» **Set problem**
Retype the tail of the data exactly, starting at the line containing "Extract the structured" and stopping at the last line.

— start of Given information —

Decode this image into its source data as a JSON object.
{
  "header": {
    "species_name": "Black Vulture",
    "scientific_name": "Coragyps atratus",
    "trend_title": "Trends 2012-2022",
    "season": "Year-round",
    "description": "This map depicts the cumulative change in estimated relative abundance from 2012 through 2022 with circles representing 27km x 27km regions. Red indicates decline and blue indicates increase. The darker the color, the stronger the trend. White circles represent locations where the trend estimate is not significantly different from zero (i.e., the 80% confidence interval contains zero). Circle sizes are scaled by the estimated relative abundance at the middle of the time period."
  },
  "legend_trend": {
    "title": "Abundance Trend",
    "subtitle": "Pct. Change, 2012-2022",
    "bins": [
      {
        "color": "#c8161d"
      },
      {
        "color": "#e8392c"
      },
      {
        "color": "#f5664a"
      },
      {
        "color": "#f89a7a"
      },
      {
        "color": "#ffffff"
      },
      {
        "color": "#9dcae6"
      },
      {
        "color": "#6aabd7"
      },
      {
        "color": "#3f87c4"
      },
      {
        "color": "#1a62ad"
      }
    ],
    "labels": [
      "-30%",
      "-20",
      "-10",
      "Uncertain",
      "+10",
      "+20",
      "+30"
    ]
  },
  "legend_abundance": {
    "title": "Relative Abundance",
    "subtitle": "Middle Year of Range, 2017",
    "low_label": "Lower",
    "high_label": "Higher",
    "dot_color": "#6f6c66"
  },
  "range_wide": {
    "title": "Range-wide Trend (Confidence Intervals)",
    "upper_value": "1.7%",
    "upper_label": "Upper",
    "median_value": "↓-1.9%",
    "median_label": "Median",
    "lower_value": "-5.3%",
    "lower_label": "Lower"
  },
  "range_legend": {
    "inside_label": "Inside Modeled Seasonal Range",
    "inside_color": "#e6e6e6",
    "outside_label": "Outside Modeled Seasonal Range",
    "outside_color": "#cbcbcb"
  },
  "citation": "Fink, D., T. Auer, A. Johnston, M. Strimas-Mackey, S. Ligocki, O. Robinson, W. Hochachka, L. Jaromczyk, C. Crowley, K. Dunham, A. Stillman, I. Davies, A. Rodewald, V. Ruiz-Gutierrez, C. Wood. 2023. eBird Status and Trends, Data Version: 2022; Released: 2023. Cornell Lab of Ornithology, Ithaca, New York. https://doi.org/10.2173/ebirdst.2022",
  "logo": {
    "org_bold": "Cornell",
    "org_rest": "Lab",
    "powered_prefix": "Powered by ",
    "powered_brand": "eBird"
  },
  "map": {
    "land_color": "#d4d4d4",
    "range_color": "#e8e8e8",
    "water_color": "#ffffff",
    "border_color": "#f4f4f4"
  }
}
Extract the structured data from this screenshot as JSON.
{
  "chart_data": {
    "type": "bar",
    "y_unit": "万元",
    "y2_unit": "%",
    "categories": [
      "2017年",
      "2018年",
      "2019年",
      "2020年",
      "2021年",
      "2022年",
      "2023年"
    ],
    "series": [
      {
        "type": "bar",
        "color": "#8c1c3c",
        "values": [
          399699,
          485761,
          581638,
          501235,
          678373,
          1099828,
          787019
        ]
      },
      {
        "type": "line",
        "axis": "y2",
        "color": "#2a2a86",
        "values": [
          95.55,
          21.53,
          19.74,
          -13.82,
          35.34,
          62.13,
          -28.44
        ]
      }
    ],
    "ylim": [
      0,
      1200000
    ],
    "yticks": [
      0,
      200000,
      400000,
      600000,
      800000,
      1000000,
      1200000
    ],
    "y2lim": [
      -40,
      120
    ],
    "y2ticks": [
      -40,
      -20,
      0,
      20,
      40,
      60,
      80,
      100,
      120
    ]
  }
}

— end of Given information —

» **Output for this task**
Extract the structured data from this screenshot as JSON.
{
  "chart_data": {
    "type": "bar",
    "y_unit": "万元",
    "y2_unit": "%",
    "categories": [
      "2017年",
      "2018年",
      "2019年",
      "2020年",
      "2021年",
      "2022年",
      "2023年"
    ],
    "series": [
      {
        "type": "bar",
        "color": "#8c1c3c",
        "values": [
          399699,
          485761,
          581638,
          501235,
          678373,
          1099828,
          787019
        ]
      },
      {
        "type": "line",
        "axis": "y2",
        "color": "#2a2a86",
        "values": [
          95.55,
          21.53,
          19.74,
          -13.82,
          35.34,
          62.13,
          -28.44
        ]
      }
    ],
    "ylim": [
      0,
      1200000
    ],
    "yticks": [
      0,
      200000,
      400000,
      600000,
      800000,
      1000000,
      1200000
    ],
    "y2lim": [
      -40,
      120
    ],
    "y2ticks": [
      -40,
      -20,
      0,
      20,
      40,
      60,
      80,
      100,
      120
    ]
  }
}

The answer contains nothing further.